● Short problem A
Copy the Datadog excerpt from "Even with a" to "uploaded and processed.", substituting "the service" for "Datadog".

● Excerpt provided
════════════════════
Datadog is a full-featured monitoring, dashboarding, and data processing service. Datadog ingests and processes log data as it comes in. While the first logs will show up within ten seconds, processing large amounts of data as logs into Datadog will take longer for all the logs to show up. The exact time varies by both volume and connection speed.
Even with a very fast connection — like a 1GB/s fiber channel — it will take Datadog additional time to process raw data even after it has been fully uploaded. Data is not visible in the Datadog Log Explorer for viewing, filtering, visualizations, etc. until it has been uploaded and processed.
════════════════════
Source records:

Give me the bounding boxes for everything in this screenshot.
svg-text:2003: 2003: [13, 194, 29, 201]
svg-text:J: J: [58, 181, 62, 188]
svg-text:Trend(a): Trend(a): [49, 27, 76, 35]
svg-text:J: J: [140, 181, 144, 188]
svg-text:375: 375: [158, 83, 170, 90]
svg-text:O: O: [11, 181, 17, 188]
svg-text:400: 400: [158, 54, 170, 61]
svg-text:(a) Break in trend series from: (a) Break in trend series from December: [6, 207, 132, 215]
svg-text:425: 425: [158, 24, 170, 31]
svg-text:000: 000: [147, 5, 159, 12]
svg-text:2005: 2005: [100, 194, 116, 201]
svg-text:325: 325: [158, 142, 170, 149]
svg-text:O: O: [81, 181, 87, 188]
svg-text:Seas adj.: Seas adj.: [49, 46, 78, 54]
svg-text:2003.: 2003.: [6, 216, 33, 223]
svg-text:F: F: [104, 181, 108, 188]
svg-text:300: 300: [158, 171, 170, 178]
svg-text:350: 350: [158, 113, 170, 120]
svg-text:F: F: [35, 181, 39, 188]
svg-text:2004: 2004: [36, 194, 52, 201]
════════════════════
● Short problem B
Put the records from the first line through the line containing "svg-text:300: 300: [158, 171, 170, 178]" into a numbered list, omitting any blank lines.

● Right answer A
Even with a very fast connection — like a 1GB/s fiber channel — it will take the service additional time to process raw data even after it has been fully uploaded. Data is not visible in the the service Log Explorer for viewing, filtering, visualizations, etc. until it has been uploaded and processed.

● Right answer B
1. Give me the bounding boxes for everything in this screenshot.
2. svg-text:2003: 2003: [13, 194, 29, 201]
3. svg-text:J: J: [58, 181, 62, 188]
4. svg-text:Trend(a): Trend(a): [49, 27, 76, 35]
5. svg-text:J: J: [140, 181, 144, 188]
6. svg-text:375: 375: [158, 83, 170, 90]
7. svg-text:O: O: [11, 181, 17, 188]
8. svg-text:400: 400: [158, 54, 170, 61]
9. svg-text:(a) Break in trend series from: (a) Break in trend series from December: [6, 207, 132, 215]
10. svg-text:425: 425: [158, 24, 170, 31]
11. svg-text:000: 000: [147, 5, 159, 12]
12. svg-text:2005: 2005: [100, 194, 116, 201]
13. svg-text:325: 325: [158, 142, 170, 149]
14. svg-text:O: O: [81, 181, 87, 188]
15. svg-text:Seas adj.: Seas adj.: [49, 46, 78, 54]
16. svg-text:2003.: 2003.: [6, 216, 33, 223]
17. svg-text:F: F: [104, 181, 108, 188]
18. svg-text:300: 300: [158, 171, 170, 178]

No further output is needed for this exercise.